Copy all the material below, exactly as it stands.

#### Input records ####

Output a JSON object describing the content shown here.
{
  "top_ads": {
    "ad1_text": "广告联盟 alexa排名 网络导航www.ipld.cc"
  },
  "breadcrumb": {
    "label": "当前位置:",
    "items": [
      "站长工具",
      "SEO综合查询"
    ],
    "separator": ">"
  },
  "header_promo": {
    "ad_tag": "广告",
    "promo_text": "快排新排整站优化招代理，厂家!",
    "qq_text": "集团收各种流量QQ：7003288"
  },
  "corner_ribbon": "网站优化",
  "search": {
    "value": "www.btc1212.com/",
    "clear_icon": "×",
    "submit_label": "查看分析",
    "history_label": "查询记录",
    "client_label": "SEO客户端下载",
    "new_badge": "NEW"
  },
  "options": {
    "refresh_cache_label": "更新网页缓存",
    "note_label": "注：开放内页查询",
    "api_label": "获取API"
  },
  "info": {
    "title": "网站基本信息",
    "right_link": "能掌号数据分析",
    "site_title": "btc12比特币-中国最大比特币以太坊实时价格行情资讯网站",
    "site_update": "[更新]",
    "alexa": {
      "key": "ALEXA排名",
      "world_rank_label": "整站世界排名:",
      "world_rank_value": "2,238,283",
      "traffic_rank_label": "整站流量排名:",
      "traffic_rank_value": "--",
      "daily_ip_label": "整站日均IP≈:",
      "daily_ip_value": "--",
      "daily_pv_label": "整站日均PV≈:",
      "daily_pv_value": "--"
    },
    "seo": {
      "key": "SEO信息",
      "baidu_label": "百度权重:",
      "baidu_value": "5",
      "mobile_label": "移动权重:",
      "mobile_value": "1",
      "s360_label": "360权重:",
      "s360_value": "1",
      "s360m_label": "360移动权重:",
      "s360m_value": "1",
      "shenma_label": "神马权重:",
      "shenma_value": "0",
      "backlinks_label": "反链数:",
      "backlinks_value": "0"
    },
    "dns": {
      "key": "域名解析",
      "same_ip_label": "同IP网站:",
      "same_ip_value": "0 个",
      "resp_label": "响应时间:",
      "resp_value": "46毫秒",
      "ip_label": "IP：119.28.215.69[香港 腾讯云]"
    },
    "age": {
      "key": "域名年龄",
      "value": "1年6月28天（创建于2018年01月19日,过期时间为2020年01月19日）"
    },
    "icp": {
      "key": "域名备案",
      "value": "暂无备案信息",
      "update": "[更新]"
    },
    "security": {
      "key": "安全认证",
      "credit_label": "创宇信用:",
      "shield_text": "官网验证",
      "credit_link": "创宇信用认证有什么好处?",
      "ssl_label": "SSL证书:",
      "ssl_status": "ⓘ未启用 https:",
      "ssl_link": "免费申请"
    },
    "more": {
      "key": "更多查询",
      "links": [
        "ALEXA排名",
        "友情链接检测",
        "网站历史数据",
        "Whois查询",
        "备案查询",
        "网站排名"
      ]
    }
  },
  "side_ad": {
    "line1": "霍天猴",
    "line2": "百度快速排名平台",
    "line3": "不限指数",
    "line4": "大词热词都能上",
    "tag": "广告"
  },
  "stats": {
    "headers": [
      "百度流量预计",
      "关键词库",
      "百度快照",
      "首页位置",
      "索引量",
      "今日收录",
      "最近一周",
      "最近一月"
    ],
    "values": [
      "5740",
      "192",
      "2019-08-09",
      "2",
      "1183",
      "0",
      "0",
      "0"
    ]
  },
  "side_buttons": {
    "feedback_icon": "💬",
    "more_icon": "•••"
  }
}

####

Reply to the exercise:
Output a JSON object describing the content shown here.
{
  "top_ads": {
    "ad1_text": "广告联盟 alexa排名 网络导航www.ipld.cc"
  },
  "breadcrumb": {
    "label": "当前位置:",
    "items": [
      "站长工具",
      "SEO综合查询"
    ],
    "separator": ">"
  },
  "header_promo": {
    "ad_tag": "广告",
    "promo_text": "快排新排整站优化招代理，厂家!",
    "qq_text": "集团收各种流量QQ：7003288"
  },
  "corner_ribbon": "网站优化",
  "search": {
    "value": "www.btc1212.com/",
    "clear_icon": "×",
    "submit_label": "查看分析",
    "history_label": "查询记录",
    "client_label": "SEO客户端下载",
    "new_badge": "NEW"
  },
  "options": {
    "refresh_cache_label": "更新网页缓存",
    "note_label": "注：开放内页查询",
    "api_label": "获取API"
  },
  "info": {
    "title": "网站基本信息",
    "right_link": "能掌号数据分析",
    "site_title": "btc12比特币-中国最大比特币以太坊实时价格行情资讯网站",
    "site_update": "[更新]",
    "alexa": {
      "key": "ALEXA排名",
      "world_rank_label": "整站世界排名:",
      "world_rank_value": "2,238,283",
      "traffic_rank_label": "整站流量排名:",
      "traffic_rank_value": "--",
      "daily_ip_label": "整站日均IP≈:",
      "daily_ip_value": "--",
      "daily_pv_label": "整站日均PV≈:",
      "daily_pv_value": "--"
    },
    "seo": {
      "key": "SEO信息",
      "baidu_label": "百度权重:",
      "baidu_value": "5",
      "mobile_label": "移动权重:",
      "mobile_value": "1",
      "s360_label": "360权重:",
      "s360_value": "1",
      "s360m_label": "360移动权重:",
      "s360m_value": "1",
      "shenma_label": "神马权重:",
      "shenma_value": "0",
      "backlinks_label": "反链数:",
      "backlinks_value": "0"
    },
    "dns": {
      "key": "域名解析",
      "same_ip_label": "同IP网站:",
      "same_ip_value": "0 个",
      "resp_label": "响应时间:",
      "resp_value": "46毫秒",
      "ip_label": "IP：119.28.215.69[香港 腾讯云]"
    },
    "age": {
      "key": "域名年龄",
      "value": "1年6月28天（创建于2018年01月19日,过期时间为2020年01月19日）"
    },
    "icp": {
      "key": "域名备案",
      "value": "暂无备案信息",
      "update": "[更新]"
    },
    "security": {
      "key": "安全认证",
      "credit_label": "创宇信用:",
      "shield_text": "官网验证",
      "credit_link": "创宇信用认证有什么好处?",
      "ssl_label": "SSL证书:",
      "ssl_status": "ⓘ未启用 https:",
      "ssl_link": "免费申请"
    },
    "more": {
      "key": "更多查询",
      "links": [
        "ALEXA排名",
        "友情链接检测",
        "网站历史数据",
        "Whois查询",
        "备案查询",
        "网站排名"
      ]
    }
  },
  "side_ad": {
    "line1": "霍天猴",
    "line2": "百度快速排名平台",
    "line3": "不限指数",
    "line4": "大词热词都能上",
    "tag": "广告"
  },
  "stats": {
    "headers": [
      "百度流量预计",
      "关键词库",
      "百度快照",
      "首页位置",
      "索引量",
      "今日收录",
      "最近一周",
      "最近一月"
    ],
    "values": [
      "5740",
      "192",
      "2019-08-09",
      "2",
      "1183",
      "0",
      "0",
      "0"
    ]
  },
  "side_buttons": {
    "feedback_icon": "💬",
    "more_icon": "•••"
  }
}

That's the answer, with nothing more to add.